TASK PROMPT: Restate the listing below word for word, omitting any images.

SUPPLIED RECORDS:
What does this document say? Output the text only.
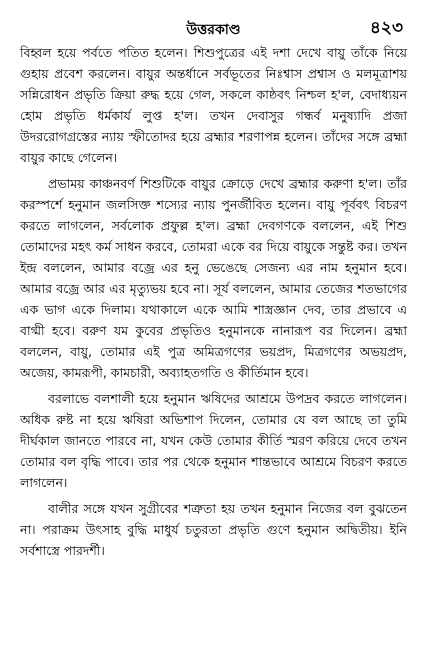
উত্তরকাণ্ড	৪২৩

বিহ্বল হয়ে পর্বতে পতিত হলেন। শিশুপুত্রের এই দশা দেখে বায়ু তাঁকে নিয়ে গুহায় প্রবেশ করলেন। বায়ুর অন্তর্ধানে সর্বভূতের নিঃশ্বাস প্রশ্বাস ও মলমূত্রাশয় সন্নিরোধন প্রভৃতি ক্রিয়া রুদ্ধ হয়ে গেল, সকলে কাষ্ঠবৎ নিশ্চল হ'ল, বেদাধ্যয়ন হোম প্রভৃতি ধর্মকার্য লুপ্ত হ'ল। তখন দেবাসুর গন্ধর্ব মনুষ্যাদি প্রজা উদররোগগ্রস্তের ন্যায় স্ফীতোদর হয়ে ব্রহ্মার শরণাপন্ন হলেন। তাঁদের সঙ্গে ব্রহ্মা বায়ুর কাছে গেলেন।

প্রভাময় কাঞ্চনবর্ণ শিশুটিকে বায়ুর ক্রোড়ে দেখে ব্রহ্মার করুণা হ'ল। তাঁর করস্পর্শে হনুমান জলসিক্ত শস্যের ন্যায় পুনর্জীবিত হলেন। বায়ু পূর্ববৎ বিচরণ করতে লাগলেন, সর্বলোক প্রফুল্ল হ'ল। ব্রহ্মা দেবগণকে বললেন, এই শিশু তোমাদের মহৎ কর্ম সাধন করবে, তোমরা একে বর দিয়ে বায়ুকে সন্তুষ্ট কর। তখন ইন্দ্র বললেন, আমার বজ্রে এর হনু ভেঙেছে সেজন্য এর নাম হনুমান হবে। আমার বজ্রে আর এর মৃত্যুভয় হবে না। সূর্য বললেন, আমার তেজের শতভাগের এক ভাগ একে দিলাম। যথাকালে একে আমি শাস্ত্রজ্ঞান দেব, তার প্রভাবে এ বাগ্মী হবে। বরুণ যম কুবের প্রভৃতিও হনুমানকে নানারূপ বর দিলেন। ব্রহ্মা বললেন, বায়ু, তোমার এই পুত্র অমিত্রগণের ভয়প্রদ, মিত্রগণের অভয়প্রদ, অজেয়, কামরূপী, কামচারী, অব্যাহতগতি ও কীর্তিমান হবে।

বরলাভে বলশালী হয়ে হনুমান ঋষিদের আশ্রমে উপদ্রব করতে লাগলেন। অধিক রুষ্ট না হয়ে ঋষিরা অভিশাপ দিলেন, তোমার যে বল আছে তা তুমি দীর্ঘকাল জানতে পারবে না, যখন কেউ তোমার কীর্তি স্মরণ করিয়ে দেবে তখন তোমার বল বৃদ্ধি পাবে। তার পর থেকে হনুমান শান্তভাবে আশ্রমে বিচরণ করতে লাগলেন।

বালীর সঙ্গে যখন সুগ্রীবের শত্রুতা হয় তখন হনুমান নিজের বল বুঝতেন না। পরাক্রম উৎসাহ বুদ্ধি মাধুর্য চতুরতা প্রভৃতি গুণে হনুমান অদ্বিতীয়। ইনি সর্বশাস্ত্রে পারদর্শী।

RESPONSE:
What does this document say? Output the text only.
উত্তরকাণ্ড	৪২৩

বিহ্বল হয়ে পর্বতে পতিত হলেন। শিশুপুত্রের এই দশা দেখে বায়ু তাঁকে নিয়ে গুহায় প্রবেশ করলেন। বায়ুর অন্তর্ধানে সর্বভূতের নিঃশ্বাস প্রশ্বাস ও মলমূত্রাশয় সন্নিরোধন প্রভৃতি ক্রিয়া রুদ্ধ হয়ে গেল, সকলে কাষ্ঠবৎ নিশ্চল হ'ল, বেদাধ্যয়ন হোম প্রভৃতি ধর্মকার্য লুপ্ত হ'ল। তখন দেবাসুর গন্ধর্ব মনুষ্যাদি প্রজা উদররোগগ্রস্তের ন্যায় স্ফীতোদর হয়ে ব্রহ্মার শরণাপন্ন হলেন। তাঁদের সঙ্গে ব্রহ্মা বায়ুর কাছে গেলেন।

প্রভাময় কাঞ্চনবর্ণ শিশুটিকে বায়ুর ক্রোড়ে দেখে ব্রহ্মার করুণা হ'ল। তাঁর করস্পর্শে হনুমান জলসিক্ত শস্যের ন্যায় পুনর্জীবিত হলেন। বায়ু পূর্ববৎ বিচরণ করতে লাগলেন, সর্বলোক প্রফুল্ল হ'ল। ব্রহ্মা দেবগণকে বললেন, এই শিশু তোমাদের মহৎ কর্ম সাধন করবে, তোমরা একে বর দিয়ে বায়ুকে সন্তুষ্ট কর। তখন ইন্দ্র বললেন, আমার বজ্রে এর হনু ভেঙেছে সেজন্য এর নাম হনুমান হবে। আমার বজ্রে আর এর মৃত্যুভয় হবে না। সূর্য বললেন, আমার তেজের শতভাগের এক ভাগ একে দিলাম। যথাকালে একে আমি শাস্ত্রজ্ঞান দেব, তার প্রভাবে এ বাগ্মী হবে। বরুণ যম কুবের প্রভৃতিও হনুমানকে নানারূপ বর দিলেন। ব্রহ্মা বললেন, বায়ু, তোমার এই পুত্র অমিত্রগণের ভয়প্রদ, মিত্রগণের অভয়প্রদ, অজেয়, কামরূপী, কামচারী, অব্যাহতগতি ও কীর্তিমান হবে।

বরলাভে বলশালী হয়ে হনুমান ঋষিদের আশ্রমে উপদ্রব করতে লাগলেন। অধিক রুষ্ট না হয়ে ঋষিরা অভিশাপ দিলেন, তোমার যে বল আছে তা তুমি দীর্ঘকাল জানতে পারবে না, যখন কেউ তোমার কীর্তি স্মরণ করিয়ে দেবে তখন তোমার বল বৃদ্ধি পাবে। তার পর থেকে হনুমান শান্তভাবে আশ্রমে বিচরণ করতে লাগলেন।

বালীর সঙ্গে যখন সুগ্রীবের শত্রুতা হয় তখন হনুমান নিজের বল বুঝতেন না। পরাক্রম উৎসাহ বুদ্ধি মাধুর্য চতুরতা প্রভৃতি গুণে হনুমান অদ্বিতীয়। ইনি সর্বশাস্ত্রে পারদর্শী।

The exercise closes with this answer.